Locate every line in the material below that has the word "sales". Copy each of those lines.
>>>>
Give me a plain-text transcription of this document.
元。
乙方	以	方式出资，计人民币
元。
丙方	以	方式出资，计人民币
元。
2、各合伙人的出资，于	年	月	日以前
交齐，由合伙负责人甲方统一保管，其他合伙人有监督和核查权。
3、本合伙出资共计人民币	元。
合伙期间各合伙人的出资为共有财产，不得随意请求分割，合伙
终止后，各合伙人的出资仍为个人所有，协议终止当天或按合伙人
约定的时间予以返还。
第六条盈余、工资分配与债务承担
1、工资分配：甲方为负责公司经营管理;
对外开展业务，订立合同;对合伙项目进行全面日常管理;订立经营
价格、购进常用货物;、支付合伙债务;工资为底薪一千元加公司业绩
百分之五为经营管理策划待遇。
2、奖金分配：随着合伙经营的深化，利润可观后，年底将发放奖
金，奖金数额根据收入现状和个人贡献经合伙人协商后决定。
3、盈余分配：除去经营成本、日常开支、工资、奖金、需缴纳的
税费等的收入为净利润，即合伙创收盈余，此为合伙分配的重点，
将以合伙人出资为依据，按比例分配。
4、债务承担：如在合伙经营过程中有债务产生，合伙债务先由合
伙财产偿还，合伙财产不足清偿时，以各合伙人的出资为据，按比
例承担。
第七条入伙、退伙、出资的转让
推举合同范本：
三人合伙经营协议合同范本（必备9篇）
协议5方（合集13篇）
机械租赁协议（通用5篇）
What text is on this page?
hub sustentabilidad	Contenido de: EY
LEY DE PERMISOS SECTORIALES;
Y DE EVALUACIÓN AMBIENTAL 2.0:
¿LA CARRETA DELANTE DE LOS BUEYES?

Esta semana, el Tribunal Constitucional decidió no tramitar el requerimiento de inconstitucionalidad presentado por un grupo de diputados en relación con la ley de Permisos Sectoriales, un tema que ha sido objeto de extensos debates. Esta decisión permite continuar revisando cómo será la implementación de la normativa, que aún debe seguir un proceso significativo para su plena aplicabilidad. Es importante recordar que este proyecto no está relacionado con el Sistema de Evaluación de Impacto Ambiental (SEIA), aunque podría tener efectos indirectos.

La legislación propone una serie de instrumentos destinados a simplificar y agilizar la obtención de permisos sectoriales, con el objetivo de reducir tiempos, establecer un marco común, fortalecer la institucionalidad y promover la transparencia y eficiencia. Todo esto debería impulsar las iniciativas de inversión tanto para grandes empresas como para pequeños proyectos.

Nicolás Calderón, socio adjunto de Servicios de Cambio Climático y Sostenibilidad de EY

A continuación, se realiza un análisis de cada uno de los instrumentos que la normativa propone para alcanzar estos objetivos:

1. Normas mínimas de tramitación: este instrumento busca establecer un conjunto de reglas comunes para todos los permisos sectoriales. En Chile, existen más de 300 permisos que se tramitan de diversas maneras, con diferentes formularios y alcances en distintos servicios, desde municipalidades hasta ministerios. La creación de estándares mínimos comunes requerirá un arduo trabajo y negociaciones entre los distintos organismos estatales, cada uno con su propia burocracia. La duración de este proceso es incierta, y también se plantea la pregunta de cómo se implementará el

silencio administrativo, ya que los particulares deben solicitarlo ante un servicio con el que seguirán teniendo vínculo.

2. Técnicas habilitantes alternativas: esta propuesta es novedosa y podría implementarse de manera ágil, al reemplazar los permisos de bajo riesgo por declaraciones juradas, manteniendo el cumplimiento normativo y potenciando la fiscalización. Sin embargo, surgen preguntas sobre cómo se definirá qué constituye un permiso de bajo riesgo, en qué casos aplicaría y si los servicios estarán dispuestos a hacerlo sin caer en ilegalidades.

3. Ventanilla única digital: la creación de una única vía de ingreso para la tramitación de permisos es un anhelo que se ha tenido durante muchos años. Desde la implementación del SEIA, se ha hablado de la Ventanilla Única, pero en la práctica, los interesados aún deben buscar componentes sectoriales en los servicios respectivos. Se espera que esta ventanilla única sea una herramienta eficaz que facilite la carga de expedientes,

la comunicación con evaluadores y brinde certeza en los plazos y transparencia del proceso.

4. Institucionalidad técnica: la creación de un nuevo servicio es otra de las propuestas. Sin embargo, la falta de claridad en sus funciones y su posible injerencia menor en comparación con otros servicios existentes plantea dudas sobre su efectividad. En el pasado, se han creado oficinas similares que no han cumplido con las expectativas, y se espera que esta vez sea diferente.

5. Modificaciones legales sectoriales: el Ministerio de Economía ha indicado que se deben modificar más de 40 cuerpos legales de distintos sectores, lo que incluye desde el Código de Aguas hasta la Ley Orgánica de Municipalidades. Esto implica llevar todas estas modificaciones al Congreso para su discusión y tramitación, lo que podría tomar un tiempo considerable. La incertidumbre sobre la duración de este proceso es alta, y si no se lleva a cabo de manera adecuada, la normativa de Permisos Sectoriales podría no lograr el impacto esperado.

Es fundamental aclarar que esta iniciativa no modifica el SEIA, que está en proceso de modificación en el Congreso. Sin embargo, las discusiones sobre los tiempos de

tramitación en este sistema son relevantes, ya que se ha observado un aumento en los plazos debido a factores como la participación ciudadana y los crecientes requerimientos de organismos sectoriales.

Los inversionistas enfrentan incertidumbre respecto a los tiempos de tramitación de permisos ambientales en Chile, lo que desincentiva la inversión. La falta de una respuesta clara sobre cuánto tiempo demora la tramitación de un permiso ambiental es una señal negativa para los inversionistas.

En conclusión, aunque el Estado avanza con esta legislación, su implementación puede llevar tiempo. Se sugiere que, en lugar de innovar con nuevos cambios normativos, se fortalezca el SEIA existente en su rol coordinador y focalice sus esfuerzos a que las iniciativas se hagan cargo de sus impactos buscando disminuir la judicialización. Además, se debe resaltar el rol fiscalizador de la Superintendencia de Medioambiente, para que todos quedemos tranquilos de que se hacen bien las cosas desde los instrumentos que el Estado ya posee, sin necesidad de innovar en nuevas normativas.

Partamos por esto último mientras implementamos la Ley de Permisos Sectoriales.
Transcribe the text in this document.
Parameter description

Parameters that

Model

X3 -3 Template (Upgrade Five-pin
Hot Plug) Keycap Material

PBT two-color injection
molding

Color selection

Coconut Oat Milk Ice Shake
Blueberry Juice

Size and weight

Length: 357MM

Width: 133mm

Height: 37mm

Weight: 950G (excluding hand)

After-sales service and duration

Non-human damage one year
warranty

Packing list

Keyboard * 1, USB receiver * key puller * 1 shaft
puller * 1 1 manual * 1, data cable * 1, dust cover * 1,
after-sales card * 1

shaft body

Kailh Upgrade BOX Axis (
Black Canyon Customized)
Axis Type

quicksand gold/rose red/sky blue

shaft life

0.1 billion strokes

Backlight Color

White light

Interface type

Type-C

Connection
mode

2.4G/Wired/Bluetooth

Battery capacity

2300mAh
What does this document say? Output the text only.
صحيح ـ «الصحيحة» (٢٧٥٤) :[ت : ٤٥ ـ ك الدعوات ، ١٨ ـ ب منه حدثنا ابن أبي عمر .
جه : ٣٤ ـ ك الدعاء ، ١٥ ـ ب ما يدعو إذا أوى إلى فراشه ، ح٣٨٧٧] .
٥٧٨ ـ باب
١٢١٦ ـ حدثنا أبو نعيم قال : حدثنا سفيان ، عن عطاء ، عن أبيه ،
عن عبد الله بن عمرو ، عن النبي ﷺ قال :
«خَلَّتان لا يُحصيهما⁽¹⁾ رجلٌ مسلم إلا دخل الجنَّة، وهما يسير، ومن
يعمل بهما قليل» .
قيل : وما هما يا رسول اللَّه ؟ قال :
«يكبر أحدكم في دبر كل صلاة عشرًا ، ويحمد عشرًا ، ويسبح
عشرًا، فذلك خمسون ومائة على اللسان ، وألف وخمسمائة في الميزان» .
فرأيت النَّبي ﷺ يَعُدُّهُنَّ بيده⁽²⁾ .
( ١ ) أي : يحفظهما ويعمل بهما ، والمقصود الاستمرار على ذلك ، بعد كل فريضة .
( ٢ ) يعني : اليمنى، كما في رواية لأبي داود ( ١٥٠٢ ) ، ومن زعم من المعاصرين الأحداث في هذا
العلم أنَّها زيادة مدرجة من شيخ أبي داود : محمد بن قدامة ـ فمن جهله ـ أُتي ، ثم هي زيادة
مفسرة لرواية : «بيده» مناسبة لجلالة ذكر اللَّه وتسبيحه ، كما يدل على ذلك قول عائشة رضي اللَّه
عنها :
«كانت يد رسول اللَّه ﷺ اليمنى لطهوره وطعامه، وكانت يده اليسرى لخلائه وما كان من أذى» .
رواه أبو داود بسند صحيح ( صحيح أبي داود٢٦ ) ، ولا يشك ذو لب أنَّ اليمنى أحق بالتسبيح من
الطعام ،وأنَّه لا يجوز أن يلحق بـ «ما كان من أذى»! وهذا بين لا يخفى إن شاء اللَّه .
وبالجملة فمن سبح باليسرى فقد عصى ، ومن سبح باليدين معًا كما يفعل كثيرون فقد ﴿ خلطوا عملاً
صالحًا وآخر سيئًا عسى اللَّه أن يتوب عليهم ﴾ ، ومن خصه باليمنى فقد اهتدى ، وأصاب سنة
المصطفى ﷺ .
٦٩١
<<<<
## PROBLEM SOLUTION
After-sales service and duration
after-sales card * 1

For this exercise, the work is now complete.